_Material supplied_:
________

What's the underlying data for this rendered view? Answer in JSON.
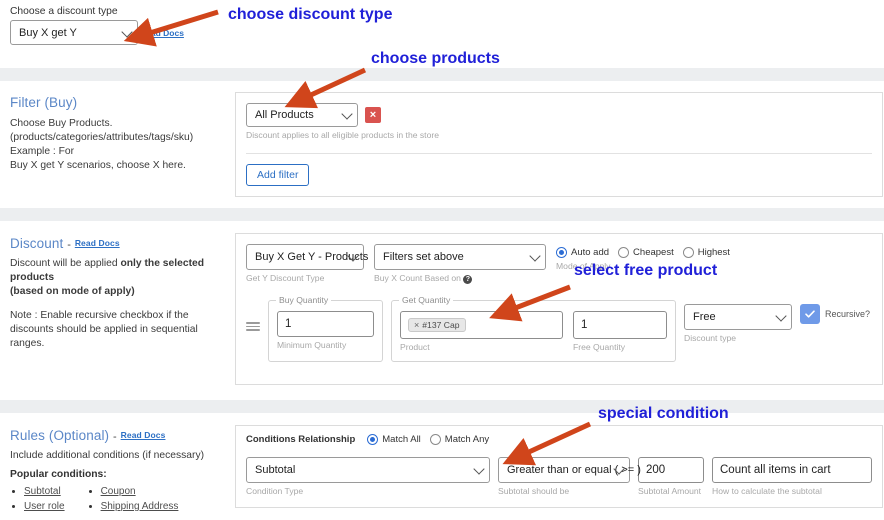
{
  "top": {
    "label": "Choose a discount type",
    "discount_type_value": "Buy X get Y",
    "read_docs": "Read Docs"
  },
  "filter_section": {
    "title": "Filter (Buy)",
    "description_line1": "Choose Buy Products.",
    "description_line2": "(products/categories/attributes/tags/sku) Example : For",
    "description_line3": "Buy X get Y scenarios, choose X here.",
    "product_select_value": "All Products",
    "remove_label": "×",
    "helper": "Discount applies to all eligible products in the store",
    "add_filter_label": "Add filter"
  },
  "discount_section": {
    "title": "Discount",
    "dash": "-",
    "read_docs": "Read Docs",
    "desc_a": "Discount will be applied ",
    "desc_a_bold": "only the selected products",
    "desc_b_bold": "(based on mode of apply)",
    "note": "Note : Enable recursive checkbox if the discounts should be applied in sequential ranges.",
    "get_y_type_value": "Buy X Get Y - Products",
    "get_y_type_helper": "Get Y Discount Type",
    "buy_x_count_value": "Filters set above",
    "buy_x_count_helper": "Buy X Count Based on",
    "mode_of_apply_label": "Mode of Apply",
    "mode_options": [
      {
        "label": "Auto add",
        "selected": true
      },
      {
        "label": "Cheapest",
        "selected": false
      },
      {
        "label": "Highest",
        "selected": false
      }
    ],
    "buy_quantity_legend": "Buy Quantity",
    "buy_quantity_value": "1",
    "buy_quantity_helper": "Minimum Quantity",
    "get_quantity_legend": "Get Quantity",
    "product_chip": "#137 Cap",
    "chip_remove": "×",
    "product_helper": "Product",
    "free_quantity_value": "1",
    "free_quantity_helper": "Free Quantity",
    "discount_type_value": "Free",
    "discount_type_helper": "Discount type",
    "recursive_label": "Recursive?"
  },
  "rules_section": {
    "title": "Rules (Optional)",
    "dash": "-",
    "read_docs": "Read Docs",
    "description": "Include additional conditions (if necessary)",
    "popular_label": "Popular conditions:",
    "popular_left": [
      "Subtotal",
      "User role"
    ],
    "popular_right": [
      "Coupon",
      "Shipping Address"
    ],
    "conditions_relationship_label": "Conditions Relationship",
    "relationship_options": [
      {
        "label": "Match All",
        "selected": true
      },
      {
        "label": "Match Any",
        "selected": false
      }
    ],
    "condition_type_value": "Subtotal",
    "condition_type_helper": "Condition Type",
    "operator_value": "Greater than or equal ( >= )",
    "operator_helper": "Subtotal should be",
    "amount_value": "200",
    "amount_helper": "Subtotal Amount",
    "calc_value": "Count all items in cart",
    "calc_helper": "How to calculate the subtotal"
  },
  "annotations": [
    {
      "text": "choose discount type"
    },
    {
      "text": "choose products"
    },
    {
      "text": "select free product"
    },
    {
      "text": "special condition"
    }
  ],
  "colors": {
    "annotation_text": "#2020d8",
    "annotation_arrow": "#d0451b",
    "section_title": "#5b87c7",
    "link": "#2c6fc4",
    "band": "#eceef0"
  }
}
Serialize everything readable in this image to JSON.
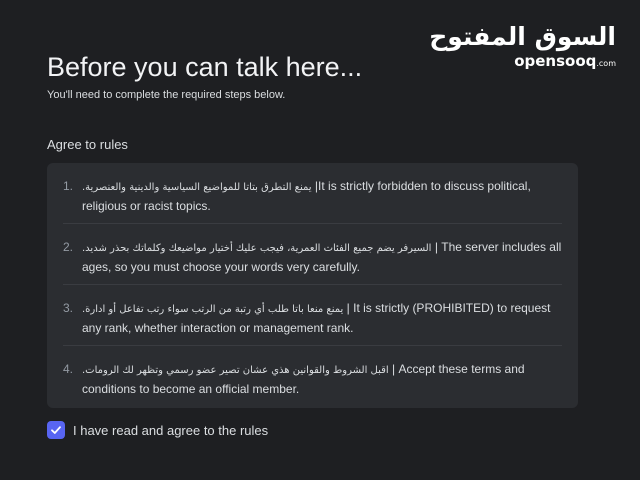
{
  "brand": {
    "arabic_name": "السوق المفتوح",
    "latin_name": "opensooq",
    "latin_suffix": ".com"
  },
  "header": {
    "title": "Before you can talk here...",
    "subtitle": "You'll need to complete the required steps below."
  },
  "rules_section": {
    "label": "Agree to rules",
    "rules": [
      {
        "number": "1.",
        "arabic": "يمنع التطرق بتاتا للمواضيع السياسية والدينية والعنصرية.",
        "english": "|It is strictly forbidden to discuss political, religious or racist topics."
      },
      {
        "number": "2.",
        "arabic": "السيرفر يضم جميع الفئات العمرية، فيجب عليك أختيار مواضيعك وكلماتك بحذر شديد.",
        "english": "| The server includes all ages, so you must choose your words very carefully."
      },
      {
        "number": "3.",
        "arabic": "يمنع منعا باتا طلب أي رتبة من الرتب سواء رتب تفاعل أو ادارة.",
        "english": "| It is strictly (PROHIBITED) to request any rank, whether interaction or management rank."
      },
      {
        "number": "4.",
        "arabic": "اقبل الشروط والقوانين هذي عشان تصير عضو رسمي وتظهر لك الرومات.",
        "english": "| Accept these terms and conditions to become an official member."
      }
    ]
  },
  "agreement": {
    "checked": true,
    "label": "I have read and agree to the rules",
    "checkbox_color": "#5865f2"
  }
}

________

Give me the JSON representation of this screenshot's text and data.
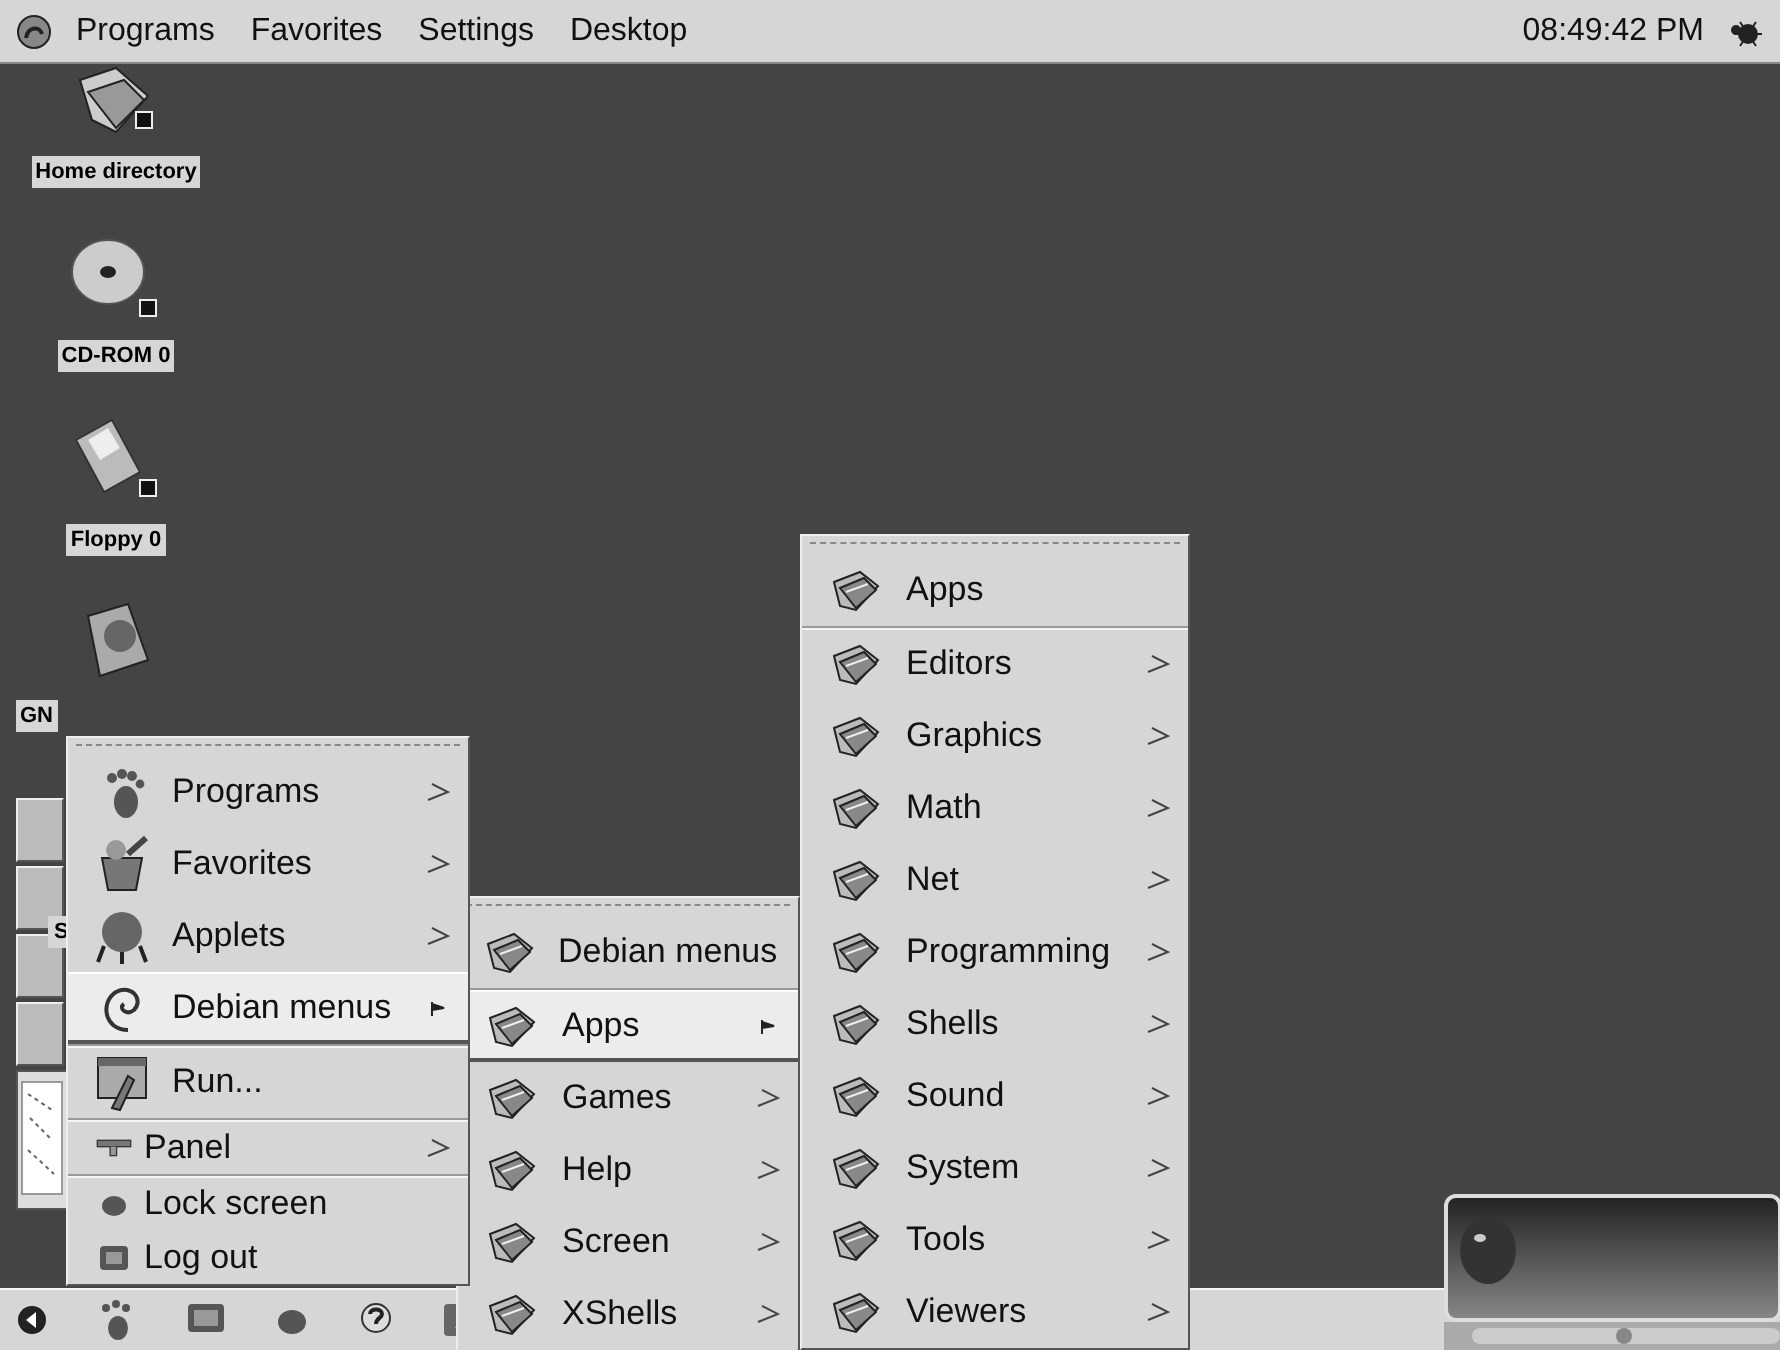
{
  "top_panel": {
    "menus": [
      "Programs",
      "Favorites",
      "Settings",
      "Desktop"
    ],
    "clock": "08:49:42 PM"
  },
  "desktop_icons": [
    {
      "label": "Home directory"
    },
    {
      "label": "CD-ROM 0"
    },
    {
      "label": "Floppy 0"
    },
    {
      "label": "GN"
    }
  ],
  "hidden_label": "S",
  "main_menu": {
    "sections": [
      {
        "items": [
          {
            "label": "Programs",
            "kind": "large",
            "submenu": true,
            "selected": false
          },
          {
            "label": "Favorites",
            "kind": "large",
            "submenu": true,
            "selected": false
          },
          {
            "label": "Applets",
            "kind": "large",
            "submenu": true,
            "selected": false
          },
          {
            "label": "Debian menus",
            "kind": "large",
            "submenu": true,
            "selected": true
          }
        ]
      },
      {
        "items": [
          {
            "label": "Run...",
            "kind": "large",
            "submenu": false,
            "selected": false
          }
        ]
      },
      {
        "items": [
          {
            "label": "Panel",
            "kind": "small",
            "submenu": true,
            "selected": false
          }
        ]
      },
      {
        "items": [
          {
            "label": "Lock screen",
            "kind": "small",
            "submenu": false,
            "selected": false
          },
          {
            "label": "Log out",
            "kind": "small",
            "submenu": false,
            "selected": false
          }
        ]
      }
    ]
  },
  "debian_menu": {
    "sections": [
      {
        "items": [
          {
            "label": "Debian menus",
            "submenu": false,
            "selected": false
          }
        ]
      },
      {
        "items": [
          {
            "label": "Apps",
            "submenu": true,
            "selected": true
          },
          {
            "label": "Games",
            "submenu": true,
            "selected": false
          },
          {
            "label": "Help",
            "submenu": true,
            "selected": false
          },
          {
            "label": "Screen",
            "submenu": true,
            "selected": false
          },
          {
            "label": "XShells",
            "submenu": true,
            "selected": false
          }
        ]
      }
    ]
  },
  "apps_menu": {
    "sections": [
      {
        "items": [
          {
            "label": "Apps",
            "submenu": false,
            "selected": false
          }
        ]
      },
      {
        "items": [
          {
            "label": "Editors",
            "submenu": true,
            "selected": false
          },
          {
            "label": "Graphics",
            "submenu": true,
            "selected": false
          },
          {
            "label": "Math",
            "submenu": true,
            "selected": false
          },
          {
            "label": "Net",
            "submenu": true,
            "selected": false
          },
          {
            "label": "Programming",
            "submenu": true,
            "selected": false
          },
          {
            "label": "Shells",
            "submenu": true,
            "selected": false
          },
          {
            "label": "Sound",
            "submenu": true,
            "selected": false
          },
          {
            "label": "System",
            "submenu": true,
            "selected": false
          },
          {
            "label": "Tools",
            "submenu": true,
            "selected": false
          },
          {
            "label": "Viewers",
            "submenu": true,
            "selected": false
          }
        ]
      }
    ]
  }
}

________

_Your objective_: Search the records above for "should". Copy each line where it is found.

_Result of this task_:
    "note": "Note : Enable recursive checkbox if the discounts should be applied in sequential ranges.",
    "operator_helper": "Subtotal should be",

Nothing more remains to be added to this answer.